Newsletter, Omaggi, Area acquisti e molto altro. Scopri la tua area riservata: Registrati Entra Scopri l'Area Riservata: Registrati Entra
Home / Articoli / Kosovo : crisi in arrivo

Kosovo : crisi in arrivo

di Stefano Vernole * - 04/11/2007



Con l’intervento dell’attuale presidente albanese, Bamir Topi, che ha confermato il suo appoggio all’indipendenza del Kosovo anche senza una soluzione condivisa, è iniziata la “guerra sotterranea” per il riassetto dell’area balcanica.

Una dichiarazione d’indipendenza unilaterale, che già era stata minacciata dal governo di Pristina per il 28 novembre (anniversario dell’indipendenza albanese) ma che potrebbe slittare alla metà di dicembre, viene oggi ad essere ipotizzata dallo stesso Paese delle Aquile, vicino “interessato” delle vicende kosovare.

Le dichiarazioni di Tirana giungono attese, dopo che nei giorni scorsi è scoppiata inevitabilmente la crisi bosniaca.

Elenchi di elementi e regioni:
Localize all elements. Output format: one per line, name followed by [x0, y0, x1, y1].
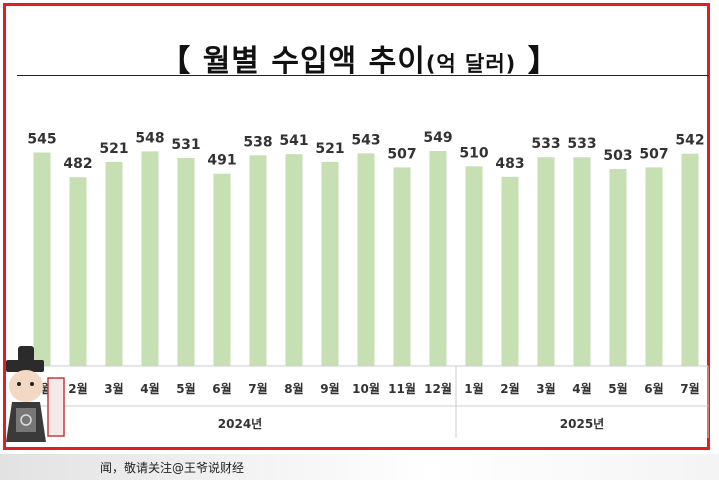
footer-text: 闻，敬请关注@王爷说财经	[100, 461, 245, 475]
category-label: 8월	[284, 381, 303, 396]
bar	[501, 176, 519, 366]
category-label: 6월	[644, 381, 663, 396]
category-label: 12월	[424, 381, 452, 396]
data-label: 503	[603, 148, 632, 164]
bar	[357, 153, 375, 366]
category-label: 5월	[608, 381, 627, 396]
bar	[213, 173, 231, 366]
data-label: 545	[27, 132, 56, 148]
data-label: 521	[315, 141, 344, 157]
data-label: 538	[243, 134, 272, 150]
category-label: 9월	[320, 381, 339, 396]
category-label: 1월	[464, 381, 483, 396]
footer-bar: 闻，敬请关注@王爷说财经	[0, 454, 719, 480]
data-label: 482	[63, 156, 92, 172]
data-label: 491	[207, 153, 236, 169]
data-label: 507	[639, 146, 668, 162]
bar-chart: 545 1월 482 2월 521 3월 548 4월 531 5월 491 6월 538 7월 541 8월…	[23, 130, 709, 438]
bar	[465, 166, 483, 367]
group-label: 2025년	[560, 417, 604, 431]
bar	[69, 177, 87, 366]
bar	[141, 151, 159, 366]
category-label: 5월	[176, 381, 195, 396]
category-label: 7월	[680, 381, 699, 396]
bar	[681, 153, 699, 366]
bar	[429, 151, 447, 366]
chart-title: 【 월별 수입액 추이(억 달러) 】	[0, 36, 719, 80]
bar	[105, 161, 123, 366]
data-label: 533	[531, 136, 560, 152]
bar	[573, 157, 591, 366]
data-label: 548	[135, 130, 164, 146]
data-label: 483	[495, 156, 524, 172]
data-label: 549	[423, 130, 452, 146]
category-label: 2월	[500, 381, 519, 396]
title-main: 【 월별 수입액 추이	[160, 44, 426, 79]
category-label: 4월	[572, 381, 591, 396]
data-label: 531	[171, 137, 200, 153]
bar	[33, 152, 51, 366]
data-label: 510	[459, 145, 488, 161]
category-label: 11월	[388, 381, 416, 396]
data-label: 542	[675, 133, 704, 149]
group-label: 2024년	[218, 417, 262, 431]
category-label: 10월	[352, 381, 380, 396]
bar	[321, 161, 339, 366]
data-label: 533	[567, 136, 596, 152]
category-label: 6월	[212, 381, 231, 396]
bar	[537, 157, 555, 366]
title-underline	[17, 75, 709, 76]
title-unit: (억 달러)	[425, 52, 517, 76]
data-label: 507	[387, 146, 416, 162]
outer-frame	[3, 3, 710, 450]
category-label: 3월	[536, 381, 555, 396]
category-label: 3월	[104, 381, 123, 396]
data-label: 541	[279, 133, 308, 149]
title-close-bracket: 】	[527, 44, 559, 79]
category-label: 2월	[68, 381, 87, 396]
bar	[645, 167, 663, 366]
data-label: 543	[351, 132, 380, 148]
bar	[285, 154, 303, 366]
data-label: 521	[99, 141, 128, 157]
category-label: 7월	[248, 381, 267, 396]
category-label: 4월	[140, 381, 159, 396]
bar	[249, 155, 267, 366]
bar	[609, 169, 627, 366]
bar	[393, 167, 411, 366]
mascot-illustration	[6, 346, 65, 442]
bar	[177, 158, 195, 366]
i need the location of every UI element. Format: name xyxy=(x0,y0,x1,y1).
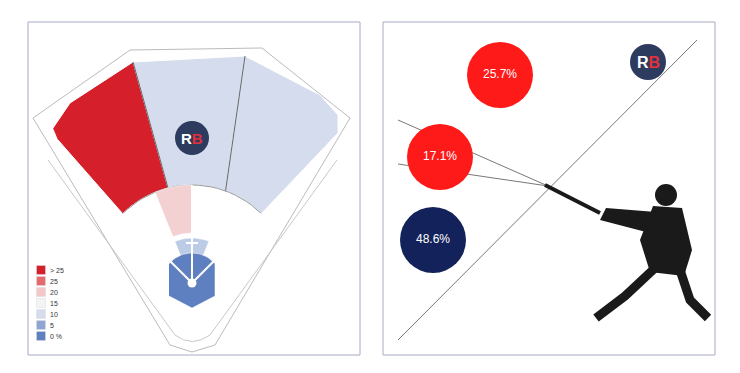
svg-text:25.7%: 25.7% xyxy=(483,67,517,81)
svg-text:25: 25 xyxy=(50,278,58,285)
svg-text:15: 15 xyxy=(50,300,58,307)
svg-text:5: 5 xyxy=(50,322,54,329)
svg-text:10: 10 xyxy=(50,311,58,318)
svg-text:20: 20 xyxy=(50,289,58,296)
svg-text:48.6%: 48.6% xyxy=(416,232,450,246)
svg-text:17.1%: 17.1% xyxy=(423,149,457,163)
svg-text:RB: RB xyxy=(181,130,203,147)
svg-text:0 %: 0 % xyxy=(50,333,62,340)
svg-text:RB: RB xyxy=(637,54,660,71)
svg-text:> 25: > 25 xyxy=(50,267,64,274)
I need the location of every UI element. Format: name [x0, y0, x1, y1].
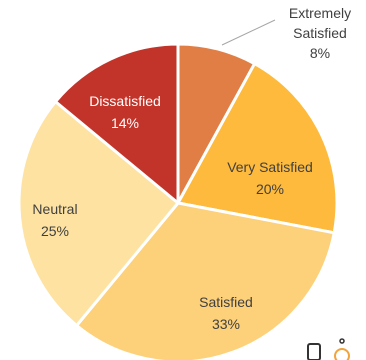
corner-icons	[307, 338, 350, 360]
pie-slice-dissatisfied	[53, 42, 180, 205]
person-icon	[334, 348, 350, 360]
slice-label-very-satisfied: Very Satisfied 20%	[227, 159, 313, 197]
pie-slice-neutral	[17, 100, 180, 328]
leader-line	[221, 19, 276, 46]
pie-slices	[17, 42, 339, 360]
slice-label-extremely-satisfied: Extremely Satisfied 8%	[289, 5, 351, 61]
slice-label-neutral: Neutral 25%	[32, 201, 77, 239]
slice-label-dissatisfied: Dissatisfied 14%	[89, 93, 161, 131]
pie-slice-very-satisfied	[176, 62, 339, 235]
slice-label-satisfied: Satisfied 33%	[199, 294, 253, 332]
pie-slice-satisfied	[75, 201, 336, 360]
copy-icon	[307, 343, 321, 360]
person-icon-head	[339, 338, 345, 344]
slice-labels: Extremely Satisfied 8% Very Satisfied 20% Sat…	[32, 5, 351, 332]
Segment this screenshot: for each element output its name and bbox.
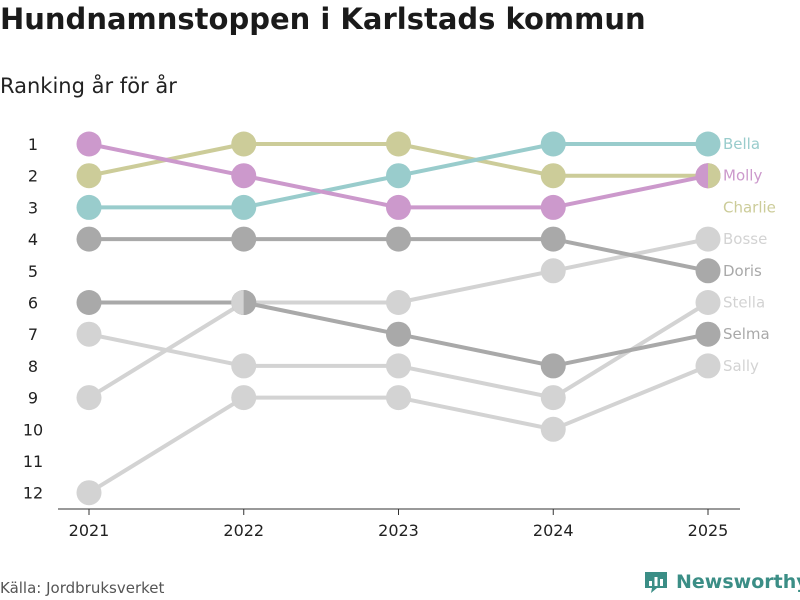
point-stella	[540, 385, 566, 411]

Cose da fare:
A - Nell'articolo sul Kosovo, per quale data il governo di Pristina aveva minacciato la dichiarazione d'indipendenza unilaterale?
B - Riassumi in due frasi l'articolo sul Kosovo.
C - Prosegui l'articolo sulla crisi del Kosovo a partire dall'ultima frase.
Le voci provengono da una fonte diversa.

Risposte:
A - Il 28 novembre, anniversario dell'indipendenza albanese.

B - Il presidente albanese Bamir Topi ha confermato il suo appoggio all'indipendenza del Kosovo anche senza una soluzione condivisa, avviando la "guerra sotterranea" per il riassetto dell'area balcanica. La dichiarazione d'indipendenza unilaterale, minacciata da Pristina per il 28 novembre ma forse rinviata a metà dicembre, viene ora ipotizzata dall'Albania, e le dichiarazioni di Tirana giungono dopo lo scoppio della crisi bosniaca.

C -
Quest’ultima è frutto dell’accelerazione impressa dall’Alto rappresentante della Comunità Internazionale, lo slovacco Miroslav Lajcak, che nell’imporre misure volte a rafforzare le istituzioni della Bosnia Erzegovina, vorrebbe in realtà procedere all’unificazione della polizia del Paese, una riforma che comprometterebbe la posizione di autonomia conquistata dalla componente serba.

Così, dopo che lo scorso 30 ottobre il Parlamento serbo-bosniaco ha votato con 71 voti a favore e soli 6 contrari una dichiarazione nella quale si chiede al Pic (Comitato per l’implementazione della pace) l’abolizione dei poteri dell’Alto rappresentante, che in Bosnia può legiferare e destituire funzionari pubblici (capi di governo compresi), l’1 di novembre il premier in carica nel governo centrale della Bosnia, il serbo Nikola Spiric, ha presentato le sue dimissioni.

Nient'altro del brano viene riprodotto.